----- Material

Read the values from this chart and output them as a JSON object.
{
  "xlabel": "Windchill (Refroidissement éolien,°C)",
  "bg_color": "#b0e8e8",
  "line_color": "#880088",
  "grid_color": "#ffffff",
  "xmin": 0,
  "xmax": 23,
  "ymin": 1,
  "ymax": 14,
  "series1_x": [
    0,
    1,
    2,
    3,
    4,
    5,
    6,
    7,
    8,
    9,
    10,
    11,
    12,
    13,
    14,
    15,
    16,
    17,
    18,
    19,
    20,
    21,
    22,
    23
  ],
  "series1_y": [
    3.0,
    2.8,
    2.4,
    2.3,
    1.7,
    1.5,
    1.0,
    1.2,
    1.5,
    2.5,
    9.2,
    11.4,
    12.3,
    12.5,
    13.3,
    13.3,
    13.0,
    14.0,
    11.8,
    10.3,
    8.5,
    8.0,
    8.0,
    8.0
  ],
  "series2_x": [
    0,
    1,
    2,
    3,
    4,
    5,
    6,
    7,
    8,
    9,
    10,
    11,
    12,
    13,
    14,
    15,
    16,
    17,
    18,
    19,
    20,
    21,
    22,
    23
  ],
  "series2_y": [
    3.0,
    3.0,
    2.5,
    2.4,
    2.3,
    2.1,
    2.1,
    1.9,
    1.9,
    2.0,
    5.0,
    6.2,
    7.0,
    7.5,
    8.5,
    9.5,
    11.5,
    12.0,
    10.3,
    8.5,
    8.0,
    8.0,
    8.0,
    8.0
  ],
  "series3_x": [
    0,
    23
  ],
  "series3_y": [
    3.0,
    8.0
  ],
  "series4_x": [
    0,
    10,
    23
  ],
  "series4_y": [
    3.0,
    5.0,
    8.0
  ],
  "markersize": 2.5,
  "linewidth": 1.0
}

----------

▶ _What is being asked_: Repeat every record, keeping each word and mark exactly as it is.

▶ _Solution to this task_:
Read the values from this chart and output them as a JSON object.
{
  "xlabel": "Windchill (Refroidissement éolien,°C)",
  "bg_color": "#b0e8e8",
  "line_color": "#880088",
  "grid_color": "#ffffff",
  "xmin": 0,
  "xmax": 23,
  "ymin": 1,
  "ymax": 14,
  "series1_x": [
    0,
    1,
    2,
    3,
    4,
    5,
    6,
    7,
    8,
    9,
    10,
    11,
    12,
    13,
    14,
    15,
    16,
    17,
    18,
    19,
    20,
    21,
    22,
    23
  ],
  "series1_y": [
    3.0,
    2.8,
    2.4,
    2.3,
    1.7,
    1.5,
    1.0,
    1.2,
    1.5,
    2.5,
    9.2,
    11.4,
    12.3,
    12.5,
    13.3,
    13.3,
    13.0,
    14.0,
    11.8,
    10.3,
    8.5,
    8.0,
    8.0,
    8.0
  ],
  "series2_x": [
    0,
    1,
    2,
    3,
    4,
    5,
    6,
    7,
    8,
    9,
    10,
    11,
    12,
    13,
    14,
    15,
    16,
    17,
    18,
    19,
    20,
    21,
    22,
    23
  ],
  "series2_y": [
    3.0,
    3.0,
    2.5,
    2.4,
    2.3,
    2.1,
    2.1,
    1.9,
    1.9,
    2.0,
    5.0,
    6.2,
    7.0,
    7.5,
    8.5,
    9.5,
    11.5,
    12.0,
    10.3,
    8.5,
    8.0,
    8.0,
    8.0,
    8.0
  ],
  "series3_x": [
    0,
    23
  ],
  "series3_y": [
    3.0,
    8.0
  ],
  "series4_x": [
    0,
    10,
    23
  ],
  "series4_y": [
    3.0,
    5.0,
    8.0
  ],
  "markersize": 2.5,
  "linewidth": 1.0
}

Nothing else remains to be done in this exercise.